== Stored data ==
--- --- ---

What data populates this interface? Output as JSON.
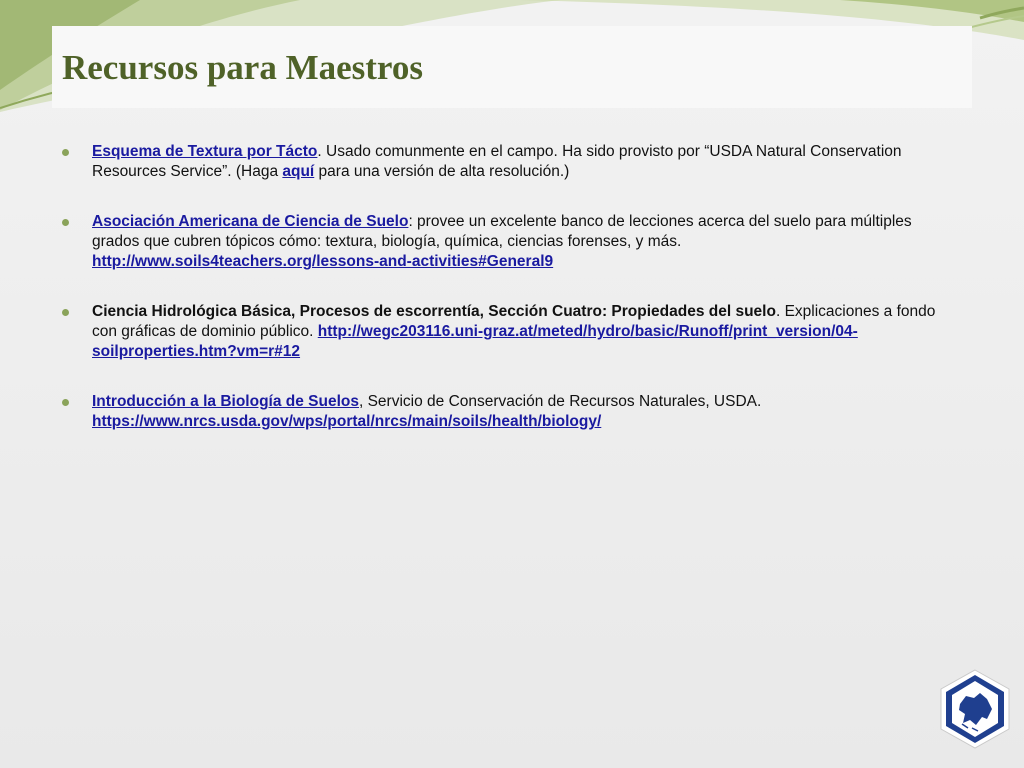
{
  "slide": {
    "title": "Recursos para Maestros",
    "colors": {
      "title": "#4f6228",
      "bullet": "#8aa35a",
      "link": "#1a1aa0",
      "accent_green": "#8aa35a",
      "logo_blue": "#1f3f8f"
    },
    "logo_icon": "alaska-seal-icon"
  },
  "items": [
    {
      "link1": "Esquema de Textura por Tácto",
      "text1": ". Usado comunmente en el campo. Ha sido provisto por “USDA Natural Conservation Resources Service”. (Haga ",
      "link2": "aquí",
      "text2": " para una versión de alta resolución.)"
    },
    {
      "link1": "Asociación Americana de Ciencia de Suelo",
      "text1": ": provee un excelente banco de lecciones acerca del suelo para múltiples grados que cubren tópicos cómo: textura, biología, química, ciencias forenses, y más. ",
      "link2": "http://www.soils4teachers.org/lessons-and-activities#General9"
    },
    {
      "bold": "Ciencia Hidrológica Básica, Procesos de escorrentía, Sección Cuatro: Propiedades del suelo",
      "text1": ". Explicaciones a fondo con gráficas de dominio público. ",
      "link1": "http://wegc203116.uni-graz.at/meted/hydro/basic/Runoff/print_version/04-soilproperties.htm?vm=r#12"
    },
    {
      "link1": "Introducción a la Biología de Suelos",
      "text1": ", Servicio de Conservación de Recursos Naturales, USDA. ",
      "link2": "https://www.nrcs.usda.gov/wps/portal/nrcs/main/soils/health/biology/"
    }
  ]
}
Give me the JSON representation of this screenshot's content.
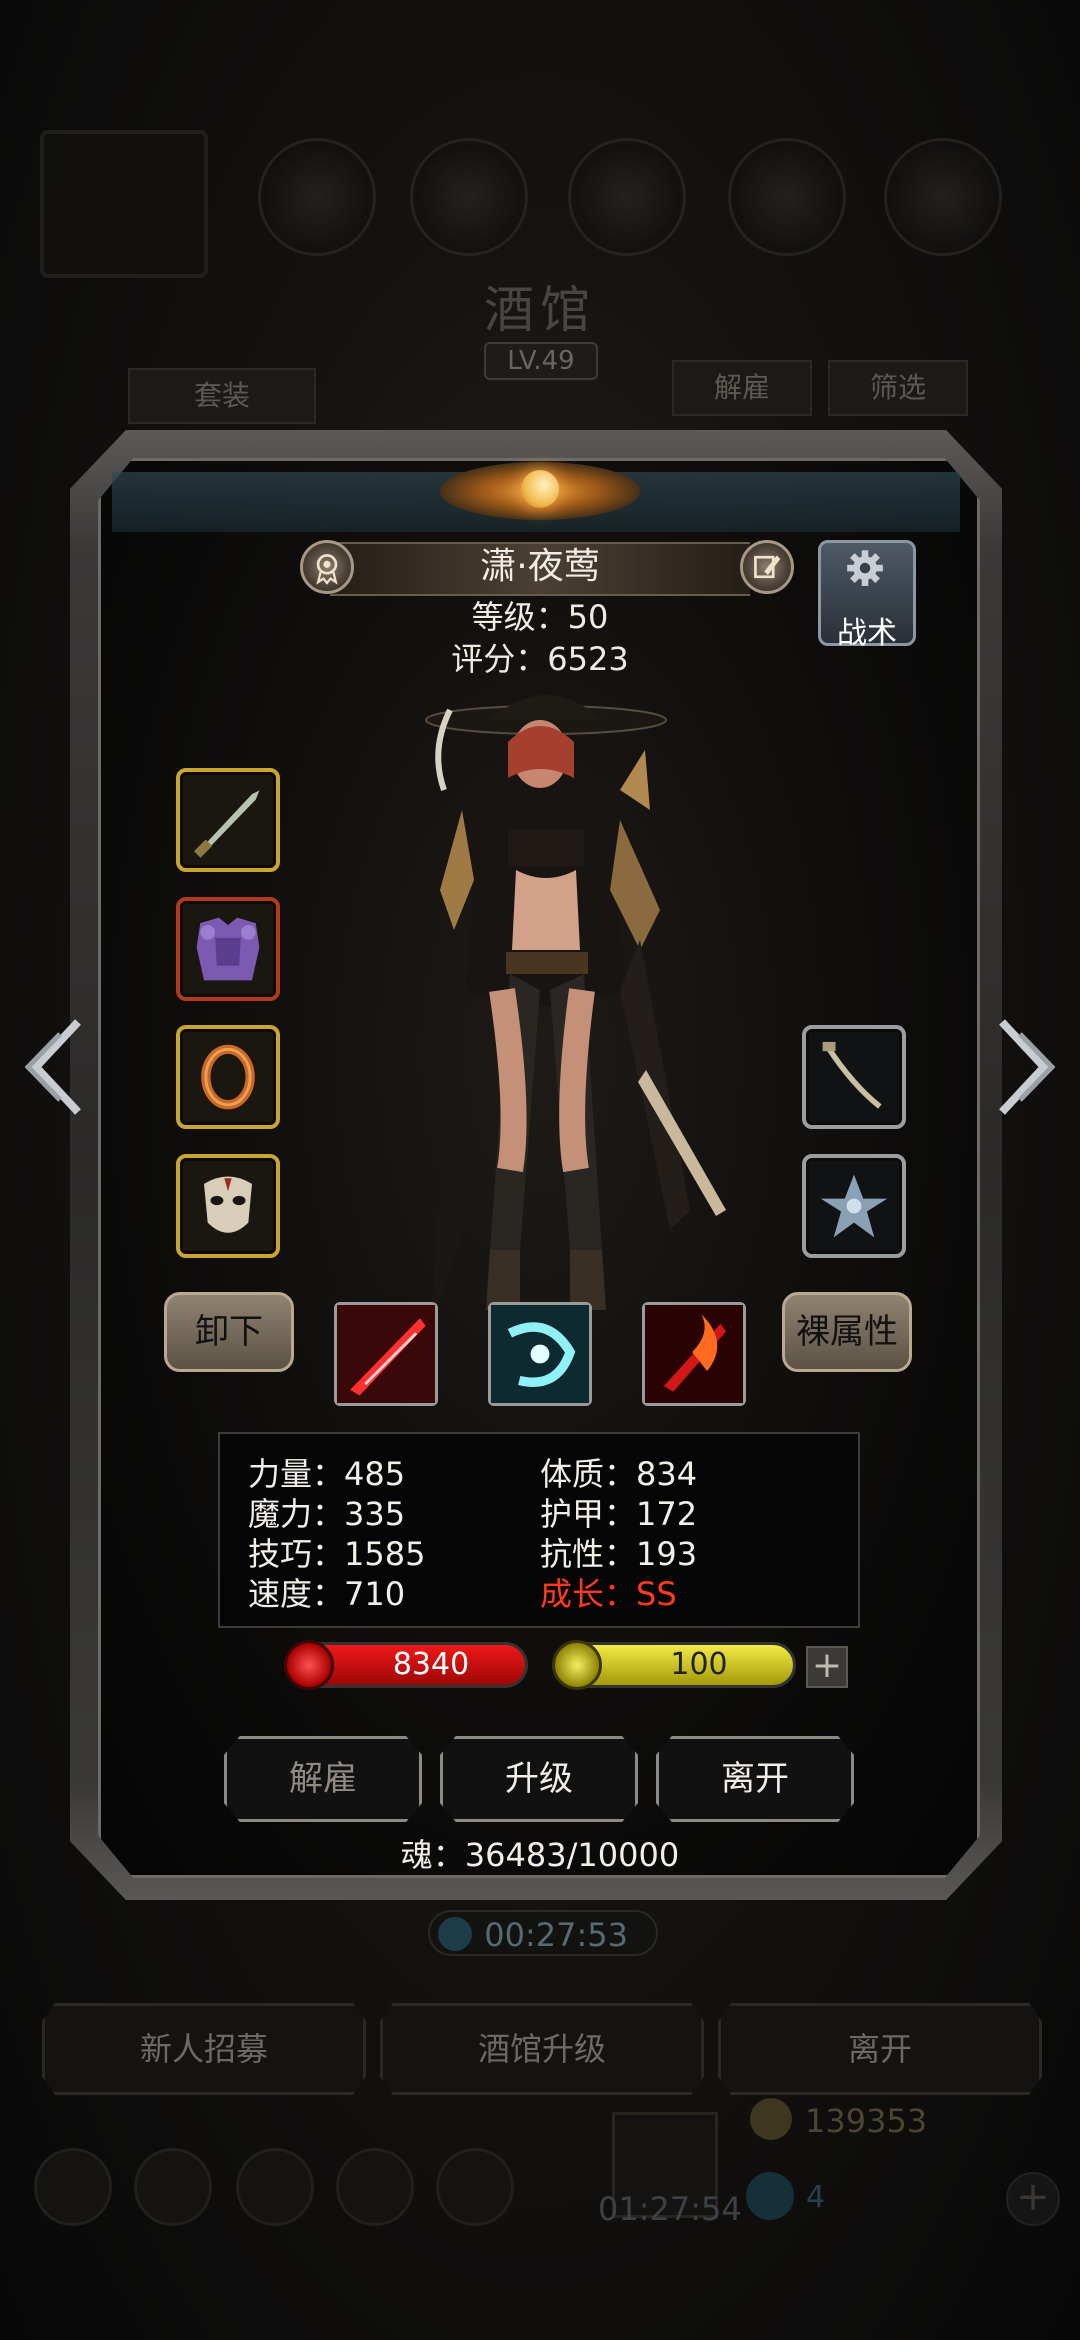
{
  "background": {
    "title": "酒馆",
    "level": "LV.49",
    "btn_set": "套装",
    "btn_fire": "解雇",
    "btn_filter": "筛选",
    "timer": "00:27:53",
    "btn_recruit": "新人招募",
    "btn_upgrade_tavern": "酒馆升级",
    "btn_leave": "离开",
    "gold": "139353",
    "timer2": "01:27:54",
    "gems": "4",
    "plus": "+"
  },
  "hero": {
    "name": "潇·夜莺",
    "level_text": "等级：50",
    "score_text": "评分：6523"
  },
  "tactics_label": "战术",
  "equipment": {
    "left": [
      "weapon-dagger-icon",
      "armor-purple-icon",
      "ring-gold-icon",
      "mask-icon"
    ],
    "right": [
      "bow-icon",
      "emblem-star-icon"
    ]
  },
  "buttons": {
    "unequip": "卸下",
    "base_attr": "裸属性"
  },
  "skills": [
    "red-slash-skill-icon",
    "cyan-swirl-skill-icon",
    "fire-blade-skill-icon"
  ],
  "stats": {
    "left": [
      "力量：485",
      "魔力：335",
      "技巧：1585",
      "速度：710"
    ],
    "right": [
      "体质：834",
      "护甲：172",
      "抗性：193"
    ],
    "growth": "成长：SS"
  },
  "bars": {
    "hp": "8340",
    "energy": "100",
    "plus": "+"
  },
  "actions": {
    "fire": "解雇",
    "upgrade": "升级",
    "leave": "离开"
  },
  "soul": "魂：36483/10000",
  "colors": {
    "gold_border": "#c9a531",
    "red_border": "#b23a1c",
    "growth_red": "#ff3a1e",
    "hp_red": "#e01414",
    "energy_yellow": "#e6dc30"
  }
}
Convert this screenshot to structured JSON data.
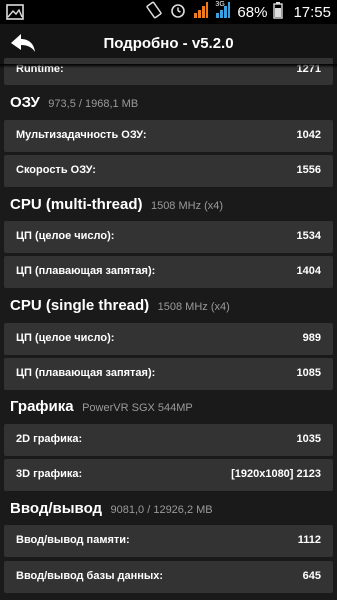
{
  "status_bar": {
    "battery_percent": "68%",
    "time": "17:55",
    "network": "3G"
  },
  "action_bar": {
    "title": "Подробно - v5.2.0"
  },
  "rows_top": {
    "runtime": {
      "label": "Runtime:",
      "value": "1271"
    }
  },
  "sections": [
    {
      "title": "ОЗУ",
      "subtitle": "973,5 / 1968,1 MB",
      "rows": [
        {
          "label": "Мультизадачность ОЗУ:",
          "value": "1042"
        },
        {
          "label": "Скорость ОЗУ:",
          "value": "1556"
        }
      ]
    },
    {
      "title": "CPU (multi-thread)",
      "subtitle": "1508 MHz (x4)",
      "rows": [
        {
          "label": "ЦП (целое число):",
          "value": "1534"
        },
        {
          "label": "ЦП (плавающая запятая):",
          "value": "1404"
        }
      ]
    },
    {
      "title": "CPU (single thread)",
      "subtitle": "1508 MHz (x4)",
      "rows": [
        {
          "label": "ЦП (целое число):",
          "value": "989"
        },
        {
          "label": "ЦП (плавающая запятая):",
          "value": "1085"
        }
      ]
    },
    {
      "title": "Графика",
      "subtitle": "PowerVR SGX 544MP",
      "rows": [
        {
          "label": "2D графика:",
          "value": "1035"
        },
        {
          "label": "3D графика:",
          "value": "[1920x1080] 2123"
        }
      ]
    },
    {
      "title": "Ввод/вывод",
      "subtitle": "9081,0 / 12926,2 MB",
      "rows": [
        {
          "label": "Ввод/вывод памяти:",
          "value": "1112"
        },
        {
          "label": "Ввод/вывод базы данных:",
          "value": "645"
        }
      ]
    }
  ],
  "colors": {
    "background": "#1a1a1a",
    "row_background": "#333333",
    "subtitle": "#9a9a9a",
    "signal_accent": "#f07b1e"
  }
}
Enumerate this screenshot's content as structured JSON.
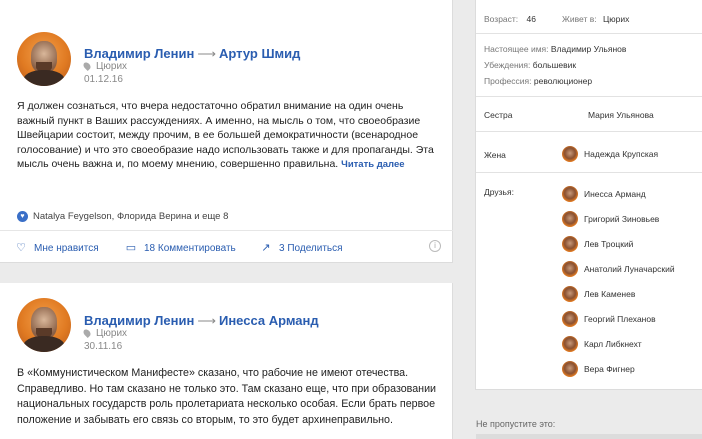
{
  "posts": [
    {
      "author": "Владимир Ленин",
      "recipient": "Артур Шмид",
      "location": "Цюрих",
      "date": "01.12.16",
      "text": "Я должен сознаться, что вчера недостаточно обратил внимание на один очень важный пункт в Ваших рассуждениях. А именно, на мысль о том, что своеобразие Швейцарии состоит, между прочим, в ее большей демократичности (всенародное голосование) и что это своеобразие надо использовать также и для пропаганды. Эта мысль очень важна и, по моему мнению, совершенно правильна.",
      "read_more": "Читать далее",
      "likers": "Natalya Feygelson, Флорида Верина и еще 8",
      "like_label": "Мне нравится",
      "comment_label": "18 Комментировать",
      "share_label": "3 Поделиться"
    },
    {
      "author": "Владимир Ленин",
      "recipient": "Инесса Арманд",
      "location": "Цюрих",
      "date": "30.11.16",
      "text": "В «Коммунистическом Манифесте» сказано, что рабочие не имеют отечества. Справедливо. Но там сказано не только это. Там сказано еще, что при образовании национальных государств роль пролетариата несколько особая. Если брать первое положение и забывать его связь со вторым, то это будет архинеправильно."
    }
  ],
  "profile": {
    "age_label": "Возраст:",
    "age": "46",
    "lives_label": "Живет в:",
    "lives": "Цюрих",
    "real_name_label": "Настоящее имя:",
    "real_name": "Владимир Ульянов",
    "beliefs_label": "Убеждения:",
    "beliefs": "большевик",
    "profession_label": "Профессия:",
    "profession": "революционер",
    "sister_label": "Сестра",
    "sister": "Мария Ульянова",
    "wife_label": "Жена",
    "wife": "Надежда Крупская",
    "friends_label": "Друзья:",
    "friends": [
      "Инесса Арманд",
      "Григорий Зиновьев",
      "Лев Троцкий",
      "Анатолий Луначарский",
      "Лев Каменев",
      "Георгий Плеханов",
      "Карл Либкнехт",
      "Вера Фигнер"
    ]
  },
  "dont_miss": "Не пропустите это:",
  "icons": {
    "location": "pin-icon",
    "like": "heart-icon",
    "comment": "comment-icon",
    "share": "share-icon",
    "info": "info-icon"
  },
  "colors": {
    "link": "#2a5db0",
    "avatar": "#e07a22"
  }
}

--- --- ---

== What is asked ==
Gather each line in the data that holds the string "Арманд".

== Answer ==
      "recipient": "Инесса Арманд",
      "Инесса Арманд",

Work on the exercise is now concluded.